**Instructions for the task:** Count lines, not occurrences: report how many lines in the records hold the string "AGAIN", and nothing else.
— begin Extracted information —
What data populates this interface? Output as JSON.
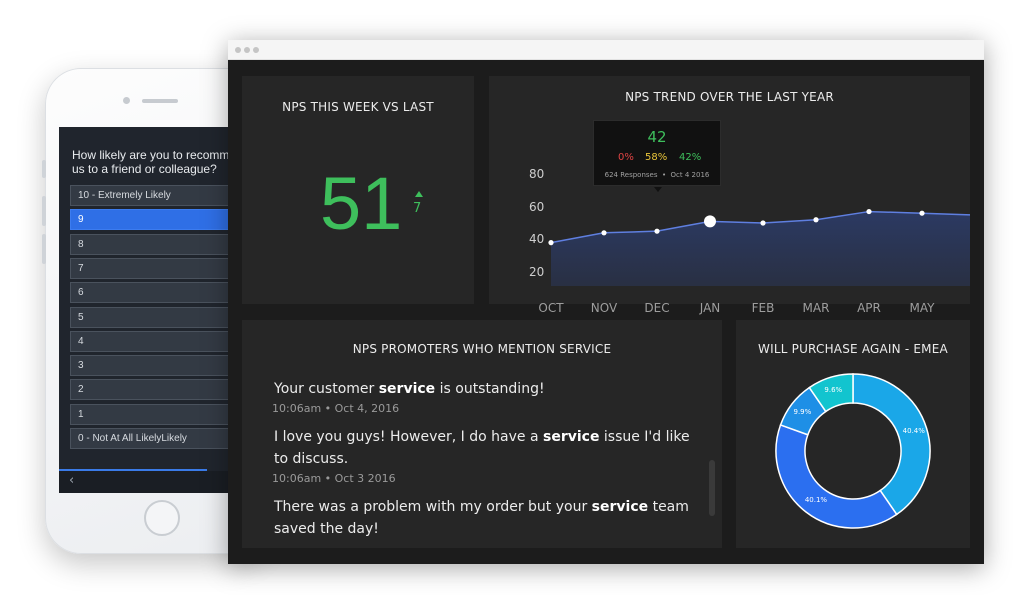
{
  "phone": {
    "question": "How likely are you to recomm\nus to a friend or colleague?",
    "options": [
      {
        "label": "10 - Extremely Likely"
      },
      {
        "label": "9",
        "selected": true
      },
      {
        "label": "8"
      },
      {
        "label": "7"
      },
      {
        "label": "6"
      },
      {
        "label": "5"
      },
      {
        "label": "4"
      },
      {
        "label": "3"
      },
      {
        "label": "2"
      },
      {
        "label": "1"
      },
      {
        "label": "0 - Not At All LikelyLikely"
      }
    ],
    "back_icon": "chevron-left-icon"
  },
  "dashboard": {
    "nps_week": {
      "title": "NPS THIS WEEK VS LAST",
      "value": "51",
      "delta": "7",
      "delta_direction": "up",
      "color": "#3ebf5c"
    },
    "nps_trend": {
      "title": "NPS TREND OVER THE LAST YEAR",
      "tooltip": {
        "value": "42",
        "detractors": "0%",
        "passives": "58%",
        "promoters": "42%",
        "responses": "624 Responses",
        "date": "Oct 4 2016"
      }
    },
    "mentions": {
      "title": "NPS PROMOTERS WHO MENTION SERVICE",
      "keyword": "service",
      "items": [
        {
          "before": "Your customer ",
          "after": " is outstanding!",
          "time": "10:06am • Oct 4, 2016"
        },
        {
          "before": "I love you guys! However, I do have a ",
          "after": " issue I'd like to discuss.",
          "time": "10:06am • Oct 3 2016"
        },
        {
          "before": "There was a problem with my order but  your ",
          "after": " team saved the day!",
          "time": ""
        }
      ]
    },
    "purchase": {
      "title": "WILL PURCHASE AGAIN - EMEA"
    }
  },
  "chart_data": [
    {
      "type": "area",
      "title": "NPS TREND OVER THE LAST YEAR",
      "categories": [
        "OCT",
        "NOV",
        "DEC",
        "JAN",
        "FEB",
        "MAR",
        "APR",
        "MAY"
      ],
      "y_ticks": [
        20,
        40,
        60,
        80
      ],
      "ylim": [
        20,
        80
      ],
      "values": [
        38,
        44,
        45,
        51,
        50,
        52,
        57,
        56
      ],
      "end_value": 55,
      "line_color": "#5f7fe0",
      "fill_color": "#2c3b66",
      "highlight_index": 3
    },
    {
      "type": "pie",
      "title": "WILL PURCHASE AGAIN - EMEA",
      "slices": [
        {
          "label": "40.4%",
          "value": 40.4,
          "color": "#1aa7e8"
        },
        {
          "label": "40.1%",
          "value": 40.1,
          "color": "#2b6ff0"
        },
        {
          "label": "9.9%",
          "value": 9.9,
          "color": "#1e8fe6"
        },
        {
          "label": "9.6%",
          "value": 9.6,
          "color": "#12c4cf"
        }
      ]
    }
  ]
}
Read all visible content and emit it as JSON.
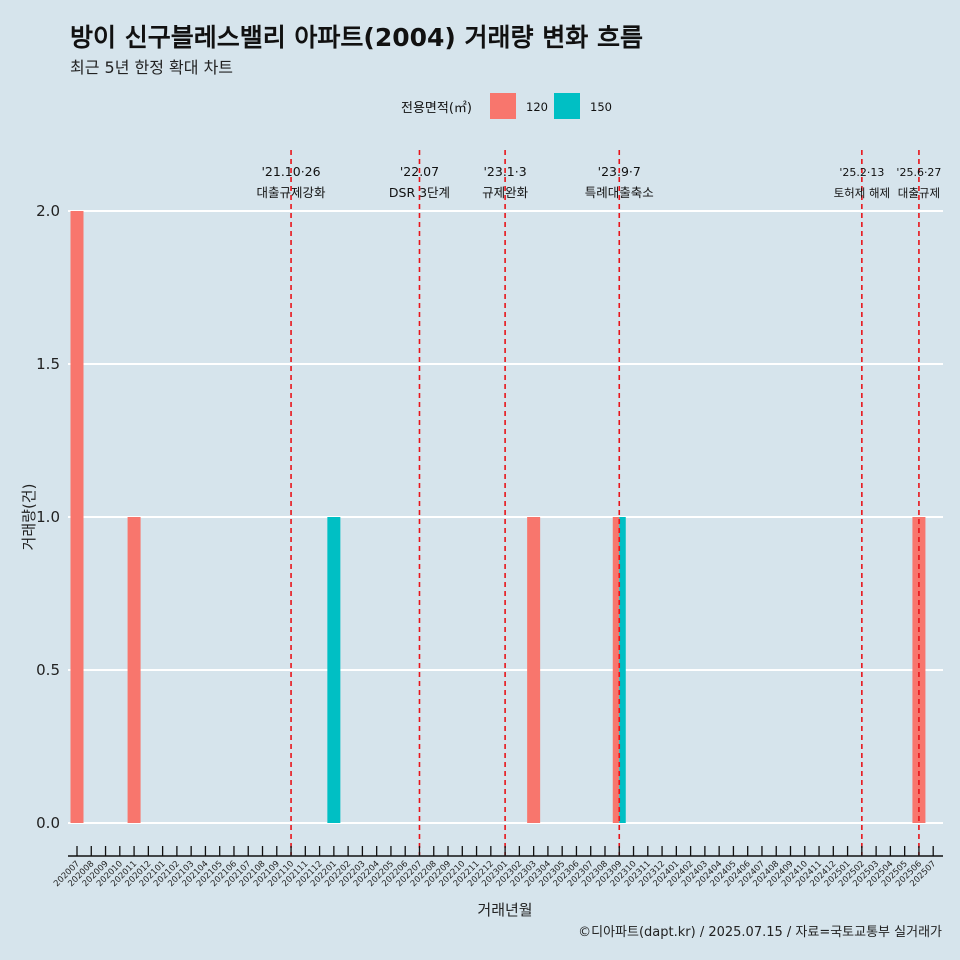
{
  "title": "방이 신구블레스밸리 아파트(2004) 거래량 변화 흐름",
  "subtitle": "최근 5년 한정 확대 차트",
  "caption": "©디아파트(dapt.kr) / 2025.07.15 / 자료=국토교통부 실거래가",
  "chart_data": {
    "type": "bar",
    "xlabel": "거래년월",
    "ylabel": "거래량(건)",
    "ylim": [
      0,
      2
    ],
    "yticks": [
      "0.0",
      "0.5",
      "1.0",
      "1.5",
      "2.0"
    ],
    "legend_title": "전용면적(㎡)",
    "legend_position": "top",
    "grid": true,
    "categories": [
      "202007",
      "202008",
      "202009",
      "202010",
      "202011",
      "202012",
      "202101",
      "202102",
      "202103",
      "202104",
      "202105",
      "202106",
      "202107",
      "202108",
      "202109",
      "202110",
      "202111",
      "202112",
      "202201",
      "202202",
      "202203",
      "202204",
      "202205",
      "202206",
      "202207",
      "202208",
      "202209",
      "202210",
      "202211",
      "202212",
      "202301",
      "202302",
      "202303",
      "202304",
      "202305",
      "202306",
      "202307",
      "202308",
      "202309",
      "202310",
      "202311",
      "202312",
      "202401",
      "202402",
      "202403",
      "202404",
      "202405",
      "202406",
      "202407",
      "202408",
      "202409",
      "202410",
      "202411",
      "202412",
      "202501",
      "202502",
      "202503",
      "202504",
      "202505",
      "202506",
      "202507"
    ],
    "series": [
      {
        "name": "120",
        "color": "#f8766d",
        "points": [
          {
            "x": "202007",
            "y": 2
          },
          {
            "x": "202011",
            "y": 1
          },
          {
            "x": "202303",
            "y": 1
          },
          {
            "x": "202309",
            "y": 1
          },
          {
            "x": "202506",
            "y": 1
          }
        ]
      },
      {
        "name": "150",
        "color": "#00bfc4",
        "points": [
          {
            "x": "202201",
            "y": 1
          },
          {
            "x": "202309",
            "y": 1
          }
        ]
      }
    ],
    "annotations": [
      {
        "x": "202110",
        "date": "'21.10·26",
        "label": "대출규제강화"
      },
      {
        "x": "202207",
        "date": "'22.07",
        "label": "DSR 3단계"
      },
      {
        "x": "202301",
        "date": "'23.1·3",
        "label": "규제완화"
      },
      {
        "x": "202309",
        "date": "'23.9·7",
        "label": "특례대출축소"
      },
      {
        "x": "202502",
        "date": "'25.2·13",
        "label": "토허제 해제"
      },
      {
        "x": "202506",
        "date": "'25.6·27",
        "label": "대출규제"
      }
    ]
  }
}
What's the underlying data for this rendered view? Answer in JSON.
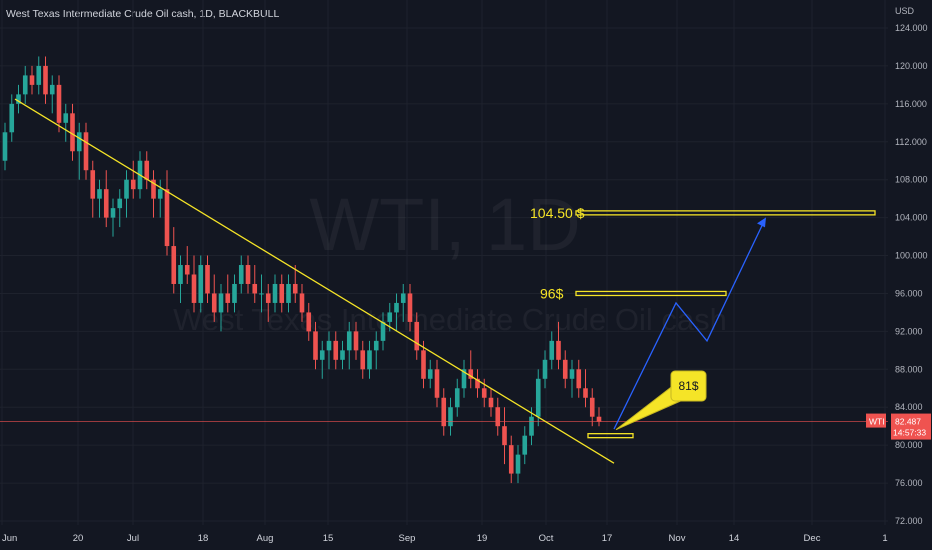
{
  "header": {
    "title": "West Texas Intermediate Crude Oil cash, 1D, BLACKBULL"
  },
  "currency": "USD",
  "watermark": {
    "symbol": "WTI, 1D",
    "name": "West Texas Intermediate Crude Oil cash"
  },
  "price_tag": {
    "symbol": "WTI",
    "price": "82.487",
    "countdown": "14:57:33",
    "value": 82.487
  },
  "colors": {
    "background": "#131722",
    "up": "#26a69a",
    "down": "#ef5350",
    "trendline": "#f5e427",
    "projection": "#2962ff",
    "price_line": "#ef5350"
  },
  "annotations": {
    "target_1": {
      "label": "104.50 $",
      "price": 104.5
    },
    "target_2": {
      "label": "96$",
      "price": 96
    },
    "callout": {
      "label": "81$",
      "price": 81
    }
  },
  "chart_data": {
    "type": "candlestick",
    "y_axis": {
      "ticks": [
        "124.000",
        "120.000",
        "116.000",
        "112.000",
        "108.000",
        "104.000",
        "100.000",
        "96.000",
        "92.000",
        "88.000",
        "84.000",
        "80.000",
        "76.000",
        "72.000"
      ],
      "range": [
        71,
        125
      ],
      "side": "right"
    },
    "x_axis": {
      "ticks": [
        "Jun",
        "20",
        "Jul",
        "18",
        "Aug",
        "15",
        "Sep",
        "19",
        "Oct",
        "17",
        "Nov",
        "14",
        "Dec",
        "1"
      ]
    },
    "candles": [
      [
        110,
        114,
        109,
        113
      ],
      [
        113,
        117,
        112,
        116
      ],
      [
        116,
        118,
        115,
        117
      ],
      [
        117,
        120,
        116,
        119
      ],
      [
        119,
        120,
        117,
        118
      ],
      [
        118,
        121,
        117,
        120
      ],
      [
        120,
        121,
        116,
        117
      ],
      [
        117,
        119,
        115,
        118
      ],
      [
        118,
        119,
        113,
        114
      ],
      [
        114,
        116,
        112,
        115
      ],
      [
        115,
        116,
        110,
        111
      ],
      [
        111,
        114,
        108,
        113
      ],
      [
        113,
        114,
        108,
        109
      ],
      [
        109,
        110,
        104,
        106
      ],
      [
        106,
        108,
        104,
        107
      ],
      [
        107,
        109,
        103,
        104
      ],
      [
        104,
        106,
        102,
        105
      ],
      [
        105,
        107,
        103,
        106
      ],
      [
        106,
        109,
        104,
        108
      ],
      [
        108,
        110,
        106,
        107
      ],
      [
        107,
        111,
        106,
        110
      ],
      [
        110,
        111,
        107,
        108
      ],
      [
        108,
        109,
        104,
        106
      ],
      [
        106,
        108,
        104,
        107
      ],
      [
        107,
        109,
        100,
        101
      ],
      [
        101,
        103,
        96,
        97
      ],
      [
        97,
        100,
        95,
        99
      ],
      [
        99,
        101,
        97,
        98
      ],
      [
        98,
        100,
        94,
        95
      ],
      [
        95,
        100,
        94,
        99
      ],
      [
        99,
        100,
        95,
        96
      ],
      [
        96,
        98,
        93,
        94
      ],
      [
        94,
        97,
        92,
        96
      ],
      [
        96,
        98,
        94,
        95
      ],
      [
        95,
        98,
        94,
        97
      ],
      [
        97,
        100,
        96,
        99
      ],
      [
        99,
        100,
        96,
        97
      ],
      [
        97,
        99,
        95,
        96
      ],
      [
        96,
        98,
        94,
        96
      ],
      [
        96,
        97,
        93,
        95
      ],
      [
        95,
        98,
        94,
        97
      ],
      [
        97,
        98,
        94,
        95
      ],
      [
        95,
        98,
        94,
        97
      ],
      [
        97,
        99,
        95,
        96
      ],
      [
        96,
        97,
        93,
        94
      ],
      [
        94,
        95,
        91,
        92
      ],
      [
        92,
        93,
        88,
        89
      ],
      [
        89,
        91,
        87,
        90
      ],
      [
        90,
        92,
        88,
        91
      ],
      [
        91,
        92,
        88,
        89
      ],
      [
        89,
        91,
        88,
        90
      ],
      [
        90,
        93,
        88,
        92
      ],
      [
        92,
        93,
        89,
        90
      ],
      [
        90,
        91,
        87,
        88
      ],
      [
        88,
        91,
        87,
        90
      ],
      [
        90,
        92,
        88,
        91
      ],
      [
        91,
        94,
        90,
        93
      ],
      [
        93,
        95,
        92,
        94
      ],
      [
        94,
        96,
        92,
        95
      ],
      [
        95,
        97,
        93,
        96
      ],
      [
        96,
        97,
        92,
        93
      ],
      [
        93,
        94,
        89,
        90
      ],
      [
        90,
        91,
        86,
        87
      ],
      [
        87,
        89,
        86,
        88
      ],
      [
        88,
        89,
        84,
        85
      ],
      [
        85,
        86,
        81,
        82
      ],
      [
        82,
        85,
        81,
        84
      ],
      [
        84,
        87,
        83,
        86
      ],
      [
        86,
        89,
        85,
        88
      ],
      [
        88,
        90,
        86,
        87
      ],
      [
        87,
        88,
        85,
        86
      ],
      [
        86,
        87,
        84,
        85
      ],
      [
        85,
        86,
        83,
        84
      ],
      [
        84,
        85,
        81,
        82
      ],
      [
        82,
        84,
        78,
        80
      ],
      [
        80,
        81,
        76,
        77
      ],
      [
        77,
        80,
        76,
        79
      ],
      [
        79,
        82,
        78,
        81
      ],
      [
        81,
        84,
        80,
        83
      ],
      [
        83,
        88,
        82,
        87
      ],
      [
        87,
        90,
        86,
        89
      ],
      [
        89,
        92,
        88,
        91
      ],
      [
        91,
        93,
        88,
        89
      ],
      [
        89,
        90,
        86,
        87
      ],
      [
        87,
        89,
        85,
        88
      ],
      [
        88,
        89,
        85,
        86
      ],
      [
        86,
        88,
        84,
        85
      ],
      [
        85,
        86,
        82,
        83
      ],
      [
        83,
        84,
        82,
        82.487
      ]
    ],
    "trendline": [
      [
        0,
        116.5
      ],
      [
        88,
        80
      ]
    ],
    "projection_path": [
      [
        88,
        81.5
      ],
      [
        96,
        95
      ],
      [
        101,
        91
      ],
      [
        107,
        104
      ]
    ]
  }
}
— end Extracted information —
**Answer to this problem:** 2